**** Information supplied

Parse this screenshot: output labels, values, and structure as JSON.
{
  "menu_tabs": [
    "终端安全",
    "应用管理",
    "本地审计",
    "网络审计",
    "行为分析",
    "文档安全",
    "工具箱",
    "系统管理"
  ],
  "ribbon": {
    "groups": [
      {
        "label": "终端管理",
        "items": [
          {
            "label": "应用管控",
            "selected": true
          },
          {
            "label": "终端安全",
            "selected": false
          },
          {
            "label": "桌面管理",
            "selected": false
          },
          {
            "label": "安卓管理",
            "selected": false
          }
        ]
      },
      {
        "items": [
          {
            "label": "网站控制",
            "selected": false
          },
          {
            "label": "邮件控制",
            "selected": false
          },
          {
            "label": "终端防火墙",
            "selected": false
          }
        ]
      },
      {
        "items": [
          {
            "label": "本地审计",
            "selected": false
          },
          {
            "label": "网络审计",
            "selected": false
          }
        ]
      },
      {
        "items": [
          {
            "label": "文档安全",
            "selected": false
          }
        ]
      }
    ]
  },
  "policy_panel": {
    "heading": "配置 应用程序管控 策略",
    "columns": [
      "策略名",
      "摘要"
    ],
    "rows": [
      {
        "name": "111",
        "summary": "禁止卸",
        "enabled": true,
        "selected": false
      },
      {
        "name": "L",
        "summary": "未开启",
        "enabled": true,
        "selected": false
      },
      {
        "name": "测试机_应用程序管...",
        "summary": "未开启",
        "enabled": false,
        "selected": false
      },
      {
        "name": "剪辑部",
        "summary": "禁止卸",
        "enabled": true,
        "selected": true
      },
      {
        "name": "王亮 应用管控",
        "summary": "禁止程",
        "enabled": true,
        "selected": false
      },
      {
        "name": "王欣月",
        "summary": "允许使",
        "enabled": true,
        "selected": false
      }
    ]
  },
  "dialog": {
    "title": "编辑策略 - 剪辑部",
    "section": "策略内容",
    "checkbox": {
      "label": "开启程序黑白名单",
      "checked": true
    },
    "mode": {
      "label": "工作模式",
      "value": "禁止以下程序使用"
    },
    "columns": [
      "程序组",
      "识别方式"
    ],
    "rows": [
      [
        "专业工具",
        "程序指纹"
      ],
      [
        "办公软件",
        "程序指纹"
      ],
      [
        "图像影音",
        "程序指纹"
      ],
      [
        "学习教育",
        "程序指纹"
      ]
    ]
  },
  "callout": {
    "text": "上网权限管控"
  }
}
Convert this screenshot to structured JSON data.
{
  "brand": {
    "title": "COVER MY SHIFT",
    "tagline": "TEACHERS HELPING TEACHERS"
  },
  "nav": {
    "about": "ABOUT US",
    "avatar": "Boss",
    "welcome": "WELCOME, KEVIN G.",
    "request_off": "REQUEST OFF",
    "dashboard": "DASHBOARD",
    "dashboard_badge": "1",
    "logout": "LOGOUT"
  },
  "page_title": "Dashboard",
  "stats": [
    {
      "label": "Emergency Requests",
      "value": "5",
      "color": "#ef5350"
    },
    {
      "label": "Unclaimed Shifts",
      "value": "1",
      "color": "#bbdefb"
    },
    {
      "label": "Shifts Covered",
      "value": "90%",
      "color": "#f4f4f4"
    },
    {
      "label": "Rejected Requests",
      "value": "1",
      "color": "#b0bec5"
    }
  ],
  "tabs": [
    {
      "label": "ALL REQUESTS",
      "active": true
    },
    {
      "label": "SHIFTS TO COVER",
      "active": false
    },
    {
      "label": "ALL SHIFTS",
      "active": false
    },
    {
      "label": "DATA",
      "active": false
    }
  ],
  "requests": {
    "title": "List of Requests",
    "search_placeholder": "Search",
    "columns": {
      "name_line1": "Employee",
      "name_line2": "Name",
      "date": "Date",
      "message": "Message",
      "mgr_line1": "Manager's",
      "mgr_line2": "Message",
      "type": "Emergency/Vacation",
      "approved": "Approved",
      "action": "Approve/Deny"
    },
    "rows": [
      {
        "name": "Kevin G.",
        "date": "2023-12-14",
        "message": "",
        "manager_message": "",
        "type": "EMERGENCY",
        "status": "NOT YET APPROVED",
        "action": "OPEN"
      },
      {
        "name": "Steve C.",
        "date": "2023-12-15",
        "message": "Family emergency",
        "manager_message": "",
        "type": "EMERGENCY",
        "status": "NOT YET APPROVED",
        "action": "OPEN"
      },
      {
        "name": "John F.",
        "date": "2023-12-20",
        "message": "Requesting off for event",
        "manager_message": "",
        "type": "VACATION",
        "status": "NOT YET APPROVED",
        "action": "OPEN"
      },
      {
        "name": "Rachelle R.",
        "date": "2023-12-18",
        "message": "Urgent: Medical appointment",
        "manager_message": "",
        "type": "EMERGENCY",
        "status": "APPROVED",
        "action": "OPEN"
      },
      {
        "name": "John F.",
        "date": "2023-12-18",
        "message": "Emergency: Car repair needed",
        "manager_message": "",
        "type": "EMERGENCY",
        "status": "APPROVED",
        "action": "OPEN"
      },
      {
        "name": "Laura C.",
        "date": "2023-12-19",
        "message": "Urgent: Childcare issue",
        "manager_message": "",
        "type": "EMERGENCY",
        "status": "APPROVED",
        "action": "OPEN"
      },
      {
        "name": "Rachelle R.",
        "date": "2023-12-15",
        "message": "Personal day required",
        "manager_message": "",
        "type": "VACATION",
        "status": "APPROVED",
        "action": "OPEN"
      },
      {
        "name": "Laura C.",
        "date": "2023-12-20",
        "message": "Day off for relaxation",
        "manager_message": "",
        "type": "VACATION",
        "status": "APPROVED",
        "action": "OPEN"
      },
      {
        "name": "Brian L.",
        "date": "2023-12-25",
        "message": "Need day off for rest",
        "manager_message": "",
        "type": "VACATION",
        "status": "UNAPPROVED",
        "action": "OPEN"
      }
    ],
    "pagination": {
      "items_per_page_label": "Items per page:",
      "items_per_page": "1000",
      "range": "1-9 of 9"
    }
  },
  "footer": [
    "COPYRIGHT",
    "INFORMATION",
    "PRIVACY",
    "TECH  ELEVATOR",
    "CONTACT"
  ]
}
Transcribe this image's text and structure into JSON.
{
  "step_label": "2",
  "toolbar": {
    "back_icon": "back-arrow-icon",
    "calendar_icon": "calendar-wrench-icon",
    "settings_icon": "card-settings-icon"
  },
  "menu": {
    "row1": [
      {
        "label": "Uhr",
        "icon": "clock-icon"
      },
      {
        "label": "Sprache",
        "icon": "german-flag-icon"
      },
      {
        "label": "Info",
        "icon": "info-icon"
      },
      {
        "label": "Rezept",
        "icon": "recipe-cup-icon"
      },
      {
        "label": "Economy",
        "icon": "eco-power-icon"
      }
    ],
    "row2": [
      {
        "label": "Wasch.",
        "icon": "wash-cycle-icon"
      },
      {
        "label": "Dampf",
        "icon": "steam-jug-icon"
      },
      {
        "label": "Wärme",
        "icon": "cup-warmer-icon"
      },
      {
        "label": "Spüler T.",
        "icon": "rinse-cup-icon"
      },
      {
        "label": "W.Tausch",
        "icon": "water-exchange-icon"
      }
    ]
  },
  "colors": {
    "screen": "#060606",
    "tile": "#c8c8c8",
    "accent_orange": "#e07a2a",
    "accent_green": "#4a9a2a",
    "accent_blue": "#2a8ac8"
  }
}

********

_Instructions to follow_
Give back all the data exactly as written.

_Full response_
Parse this screenshot: output labels, values, and structure as JSON.
{
  "menu_tabs": [
    "终端安全",
    "应用管理",
    "本地审计",
    "网络审计",
    "行为分析",
    "文档安全",
    "工具箱",
    "系统管理"
  ],
  "ribbon": {
    "groups": [
      {
        "label": "终端管理",
        "items": [
          {
            "label": "应用管控",
            "selected": true
          },
          {
            "label": "终端安全",
            "selected": false
          },
          {
            "label": "桌面管理",
            "selected": false
          },
          {
            "label": "安卓管理",
            "selected": false
          }
        ]
      },
      {
        "items": [
          {
            "label": "网站控制",
            "selected": false
          },
          {
            "label": "邮件控制",
            "selected": false
          },
          {
            "label": "终端防火墙",
            "selected": false
          }
        ]
      },
      {
        "items": [
          {
            "label": "本地审计",
            "selected": false
          },
          {
            "label": "网络审计",
            "selected": false
          }
        ]
      },
      {
        "items": [
          {
            "label": "文档安全",
            "selected": false
          }
        ]
      }
    ]
  },
  "policy_panel": {
    "heading": "配置 应用程序管控 策略",
    "columns": [
      "策略名",
      "摘要"
    ],
    "rows": [
      {
        "name": "111",
        "summary": "禁止卸",
        "enabled": true,
        "selected": false
      },
      {
        "name": "L",
        "summary": "未开启",
        "enabled": true,
        "selected": false
      },
      {
        "name": "测试机_应用程序管...",
        "summary": "未开启",
        "enabled": false,
        "selected": false
      },
      {
        "name": "剪辑部",
        "summary": "禁止卸",
        "enabled": true,
        "selected": true
      },
      {
        "name": "王亮 应用管控",
        "summary": "禁止程",
        "enabled": true,
        "selected": false
      },
      {
        "name": "王欣月",
        "summary": "允许使",
        "enabled": true,
        "selected": false
      }
    ]
  },
  "dialog": {
    "title": "编辑策略 - 剪辑部",
    "section": "策略内容",
    "checkbox": {
      "label": "开启程序黑白名单",
      "checked": true
    },
    "mode": {
      "label": "工作模式",
      "value": "禁止以下程序使用"
    },
    "columns": [
      "程序组",
      "识别方式"
    ],
    "rows": [
      [
        "专业工具",
        "程序指纹"
      ],
      [
        "办公软件",
        "程序指纹"
      ],
      [
        "图像影音",
        "程序指纹"
      ],
      [
        "学习教育",
        "程序指纹"
      ]
    ]
  },
  "callout": {
    "text": "上网权限管控"
  }
}
Convert this screenshot to structured JSON data.
{
  "brand": {
    "title": "COVER MY SHIFT",
    "tagline": "TEACHERS HELPING TEACHERS"
  },
  "nav": {
    "about": "ABOUT US",
    "avatar": "Boss",
    "welcome": "WELCOME, KEVIN G.",
    "request_off": "REQUEST OFF",
    "dashboard": "DASHBOARD",
    "dashboard_badge": "1",
    "logout": "LOGOUT"
  },
  "page_title": "Dashboard",
  "stats": [
    {
      "label": "Emergency Requests",
      "value": "5",
      "color": "#ef5350"
    },
    {
      "label": "Unclaimed Shifts",
      "value": "1",
      "color": "#bbdefb"
    },
    {
      "label": "Shifts Covered",
      "value": "90%",
      "color": "#f4f4f4"
    },
    {
      "label": "Rejected Requests",
      "value": "1",
      "color": "#b0bec5"
    }
  ],
  "tabs": [
    {
      "label": "ALL REQUESTS",
      "active": true
    },
    {
      "label": "SHIFTS TO COVER",
      "active": false
    },
    {
      "label": "ALL SHIFTS",
      "active": false
    },
    {
      "label": "DATA",
      "active": false
    }
  ],
  "requests": {
    "title": "List of Requests",
    "search_placeholder": "Search",
    "columns": {
      "name_line1": "Employee",
      "name_line2": "Name",
      "date": "Date",
      "message": "Message",
      "mgr_line1": "Manager's",
      "mgr_line2": "Message",
      "type": "Emergency/Vacation",
      "approved": "Approved",
      "action": "Approve/Deny"
    },
    "rows": [
      {
        "name": "Kevin G.",
        "date": "2023-12-14",
        "message": "",
        "manager_message": "",
        "type": "EMERGENCY",
        "status": "NOT YET APPROVED",
        "action": "OPEN"
      },
      {
        "name": "Steve C.",
        "date": "2023-12-15",
        "message": "Family emergency",
        "manager_message": "",
        "type": "EMERGENCY",
        "status": "NOT YET APPROVED",
        "action": "OPEN"
      },
      {
        "name": "John F.",
        "date": "2023-12-20",
        "message": "Requesting off for event",
        "manager_message": "",
        "type": "VACATION",
        "status": "NOT YET APPROVED",
        "action": "OPEN"
      },
      {
        "name": "Rachelle R.",
        "date": "2023-12-18",
        "message": "Urgent: Medical appointment",
        "manager_message": "",
        "type": "EMERGENCY",
        "status": "APPROVED",
        "action": "OPEN"
      },
      {
        "name": "John F.",
        "date": "2023-12-18",
        "message": "Emergency: Car repair needed",
        "manager_message": "",
        "type": "EMERGENCY",
        "status": "APPROVED",
        "action": "OPEN"
      },
      {
        "name": "Laura C.",
        "date": "2023-12-19",
        "message": "Urgent: Childcare issue",
        "manager_message": "",
        "type": "EMERGENCY",
        "status": "APPROVED",
        "action": "OPEN"
      },
      {
        "name": "Rachelle R.",
        "date": "2023-12-15",
        "message": "Personal day required",
        "manager_message": "",
        "type": "VACATION",
        "status": "APPROVED",
        "action": "OPEN"
      },
      {
        "name": "Laura C.",
        "date": "2023-12-20",
        "message": "Day off for relaxation",
        "manager_message": "",
        "type": "VACATION",
        "status": "APPROVED",
        "action": "OPEN"
      },
      {
        "name": "Brian L.",
        "date": "2023-12-25",
        "message": "Need day off for rest",
        "manager_message": "",
        "type": "VACATION",
        "status": "UNAPPROVED",
        "action": "OPEN"
      }
    ],
    "pagination": {
      "items_per_page_label": "Items per page:",
      "items_per_page": "1000",
      "range": "1-9 of 9"
    }
  },
  "footer": [
    "COPYRIGHT",
    "INFORMATION",
    "PRIVACY",
    "TECH  ELEVATOR",
    "CONTACT"
  ]
}
Transcribe this image's text and structure into JSON.
{
  "step_label": "2",
  "toolbar": {
    "back_icon": "back-arrow-icon",
    "calendar_icon": "calendar-wrench-icon",
    "settings_icon": "card-settings-icon"
  },
  "menu": {
    "row1": [
      {
        "label": "Uhr",
        "icon": "clock-icon"
      },
      {
        "label": "Sprache",
        "icon": "german-flag-icon"
      },
      {
        "label": "Info",
        "icon": "info-icon"
      },
      {
        "label": "Rezept",
        "icon": "recipe-cup-icon"
      },
      {
        "label": "Economy",
        "icon": "eco-power-icon"
      }
    ],
    "row2": [
      {
        "label": "Wasch.",
        "icon": "wash-cycle-icon"
      },
      {
        "label": "Dampf",
        "icon": "steam-jug-icon"
      },
      {
        "label": "Wärme",
        "icon": "cup-warmer-icon"
      },
      {
        "label": "Spüler T.",
        "icon": "rinse-cup-icon"
      },
      {
        "label": "W.Tausch",
        "icon": "water-exchange-icon"
      }
    ]
  },
  "colors": {
    "screen": "#060606",
    "tile": "#c8c8c8",
    "accent_orange": "#e07a2a",
    "accent_green": "#4a9a2a",
    "accent_blue": "#2a8ac8"
  }
}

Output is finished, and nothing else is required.